__Problem__
Return each entry exactly, omitting nothing.

__Extracted information__
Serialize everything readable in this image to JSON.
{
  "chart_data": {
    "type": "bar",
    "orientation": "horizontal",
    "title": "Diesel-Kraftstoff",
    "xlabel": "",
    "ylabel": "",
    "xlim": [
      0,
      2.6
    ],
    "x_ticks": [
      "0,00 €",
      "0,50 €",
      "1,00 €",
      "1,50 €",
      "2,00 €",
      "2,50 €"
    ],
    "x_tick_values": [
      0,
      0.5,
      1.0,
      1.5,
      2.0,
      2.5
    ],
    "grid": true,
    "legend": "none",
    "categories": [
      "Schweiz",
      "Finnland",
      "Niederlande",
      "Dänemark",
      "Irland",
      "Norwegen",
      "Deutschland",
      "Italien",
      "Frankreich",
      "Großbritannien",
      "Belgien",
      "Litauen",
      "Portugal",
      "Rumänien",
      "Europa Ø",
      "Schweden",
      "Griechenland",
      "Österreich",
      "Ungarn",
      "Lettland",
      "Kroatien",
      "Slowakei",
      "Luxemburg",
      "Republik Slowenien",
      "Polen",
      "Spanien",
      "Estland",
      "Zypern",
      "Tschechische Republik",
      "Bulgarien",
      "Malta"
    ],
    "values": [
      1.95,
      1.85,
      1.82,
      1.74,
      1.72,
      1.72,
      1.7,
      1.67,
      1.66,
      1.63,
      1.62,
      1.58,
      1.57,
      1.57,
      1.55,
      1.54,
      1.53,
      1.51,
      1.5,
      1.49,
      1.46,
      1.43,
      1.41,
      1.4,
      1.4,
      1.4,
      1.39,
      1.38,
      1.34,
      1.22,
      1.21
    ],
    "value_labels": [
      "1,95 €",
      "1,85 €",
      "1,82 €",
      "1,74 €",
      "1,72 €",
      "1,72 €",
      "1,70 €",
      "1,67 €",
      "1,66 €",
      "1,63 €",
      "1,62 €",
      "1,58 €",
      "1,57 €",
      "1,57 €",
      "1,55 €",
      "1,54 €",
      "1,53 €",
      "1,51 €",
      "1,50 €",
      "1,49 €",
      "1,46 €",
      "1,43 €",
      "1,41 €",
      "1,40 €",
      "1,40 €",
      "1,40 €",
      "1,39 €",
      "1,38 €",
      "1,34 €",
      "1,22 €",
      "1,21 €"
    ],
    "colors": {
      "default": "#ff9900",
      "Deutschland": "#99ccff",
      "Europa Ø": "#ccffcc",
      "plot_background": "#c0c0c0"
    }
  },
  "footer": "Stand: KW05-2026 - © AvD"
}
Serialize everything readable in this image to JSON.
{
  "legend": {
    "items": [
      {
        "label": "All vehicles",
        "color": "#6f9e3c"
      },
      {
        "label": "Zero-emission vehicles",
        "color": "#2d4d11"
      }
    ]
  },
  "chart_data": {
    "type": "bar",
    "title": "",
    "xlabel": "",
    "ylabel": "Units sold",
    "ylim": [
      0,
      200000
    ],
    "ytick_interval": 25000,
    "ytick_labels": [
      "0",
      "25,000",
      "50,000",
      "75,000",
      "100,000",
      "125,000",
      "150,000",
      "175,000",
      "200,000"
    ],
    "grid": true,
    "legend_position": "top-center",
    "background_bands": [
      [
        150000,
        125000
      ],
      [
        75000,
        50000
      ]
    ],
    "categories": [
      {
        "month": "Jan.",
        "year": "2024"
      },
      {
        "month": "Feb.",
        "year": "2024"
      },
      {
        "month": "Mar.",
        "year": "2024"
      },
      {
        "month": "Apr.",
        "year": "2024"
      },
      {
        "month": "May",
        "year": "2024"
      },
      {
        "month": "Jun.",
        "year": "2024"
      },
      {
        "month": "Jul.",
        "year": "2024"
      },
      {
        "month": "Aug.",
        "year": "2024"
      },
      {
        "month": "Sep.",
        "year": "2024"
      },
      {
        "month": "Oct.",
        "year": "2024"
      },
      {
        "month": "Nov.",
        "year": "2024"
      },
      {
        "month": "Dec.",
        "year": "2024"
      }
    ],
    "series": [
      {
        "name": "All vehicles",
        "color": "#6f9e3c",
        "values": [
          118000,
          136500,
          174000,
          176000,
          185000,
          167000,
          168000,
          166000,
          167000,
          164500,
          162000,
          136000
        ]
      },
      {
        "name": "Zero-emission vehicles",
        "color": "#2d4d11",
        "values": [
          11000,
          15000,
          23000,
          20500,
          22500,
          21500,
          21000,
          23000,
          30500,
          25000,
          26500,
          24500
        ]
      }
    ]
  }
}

__Answer to this task__
Serialize everything readable in this image to JSON.
{
  "chart_data": {
    "type": "bar",
    "orientation": "horizontal",
    "title": "Diesel-Kraftstoff",
    "xlabel": "",
    "ylabel": "",
    "xlim": [
      0,
      2.6
    ],
    "x_ticks": [
      "0,00 €",
      "0,50 €",
      "1,00 €",
      "1,50 €",
      "2,00 €",
      "2,50 €"
    ],
    "x_tick_values": [
      0,
      0.5,
      1.0,
      1.5,
      2.0,
      2.5
    ],
    "grid": true,
    "legend": "none",
    "categories": [
      "Schweiz",
      "Finnland",
      "Niederlande",
      "Dänemark",
      "Irland",
      "Norwegen",
      "Deutschland",
      "Italien",
      "Frankreich",
      "Großbritannien",
      "Belgien",
      "Litauen",
      "Portugal",
      "Rumänien",
      "Europa Ø",
      "Schweden",
      "Griechenland",
      "Österreich",
      "Ungarn",
      "Lettland",
      "Kroatien",
      "Slowakei",
      "Luxemburg",
      "Republik Slowenien",
      "Polen",
      "Spanien",
      "Estland",
      "Zypern",
      "Tschechische Republik",
      "Bulgarien",
      "Malta"
    ],
    "values": [
      1.95,
      1.85,
      1.82,
      1.74,
      1.72,
      1.72,
      1.7,
      1.67,
      1.66,
      1.63,
      1.62,
      1.58,
      1.57,
      1.57,
      1.55,
      1.54,
      1.53,
      1.51,
      1.5,
      1.49,
      1.46,
      1.43,
      1.41,
      1.4,
      1.4,
      1.4,
      1.39,
      1.38,
      1.34,
      1.22,
      1.21
    ],
    "value_labels": [
      "1,95 €",
      "1,85 €",
      "1,82 €",
      "1,74 €",
      "1,72 €",
      "1,72 €",
      "1,70 €",
      "1,67 €",
      "1,66 €",
      "1,63 €",
      "1,62 €",
      "1,58 €",
      "1,57 €",
      "1,57 €",
      "1,55 €",
      "1,54 €",
      "1,53 €",
      "1,51 €",
      "1,50 €",
      "1,49 €",
      "1,46 €",
      "1,43 €",
      "1,41 €",
      "1,40 €",
      "1,40 €",
      "1,40 €",
      "1,39 €",
      "1,38 €",
      "1,34 €",
      "1,22 €",
      "1,21 €"
    ],
    "colors": {
      "default": "#ff9900",
      "Deutschland": "#99ccff",
      "Europa Ø": "#ccffcc",
      "plot_background": "#c0c0c0"
    }
  },
  "footer": "Stand: KW05-2026 - © AvD"
}
Serialize everything readable in this image to JSON.
{
  "legend": {
    "items": [
      {
        "label": "All vehicles",
        "color": "#6f9e3c"
      },
      {
        "label": "Zero-emission vehicles",
        "color": "#2d4d11"
      }
    ]
  },
  "chart_data": {
    "type": "bar",
    "title": "",
    "xlabel": "",
    "ylabel": "Units sold",
    "ylim": [
      0,
      200000
    ],
    "ytick_interval": 25000,
    "ytick_labels": [
      "0",
      "25,000",
      "50,000",
      "75,000",
      "100,000",
      "125,000",
      "150,000",
      "175,000",
      "200,000"
    ],
    "grid": true,
    "legend_position": "top-center",
    "background_bands": [
      [
        150000,
        125000
      ],
      [
        75000,
        50000
      ]
    ],
    "categories": [
      {
        "month": "Jan.",
        "year": "2024"
      },
      {
        "month": "Feb.",
        "year": "2024"
      },
      {
        "month": "Mar.",
        "year": "2024"
      },
      {
        "month": "Apr.",
        "year": "2024"
      },
      {
        "month": "May",
        "year": "2024"
      },
      {
        "month": "Jun.",
        "year": "2024"
      },
      {
        "month": "Jul.",
        "year": "2024"
      },
      {
        "month": "Aug.",
        "year": "2024"
      },
      {
        "month": "Sep.",
        "year": "2024"
      },
      {
        "month": "Oct.",
        "year": "2024"
      },
      {
        "month": "Nov.",
        "year": "2024"
      },
      {
        "month": "Dec.",
        "year": "2024"
      }
    ],
    "series": [
      {
        "name": "All vehicles",
        "color": "#6f9e3c",
        "values": [
          118000,
          136500,
          174000,
          176000,
          185000,
          167000,
          168000,
          166000,
          167000,
          164500,
          162000,
          136000
        ]
      },
      {
        "name": "Zero-emission vehicles",
        "color": "#2d4d11",
        "values": [
          11000,
          15000,
          23000,
          20500,
          22500,
          21500,
          21000,
          23000,
          30500,
          25000,
          26500,
          24500
        ]
      }
    ]
  }
}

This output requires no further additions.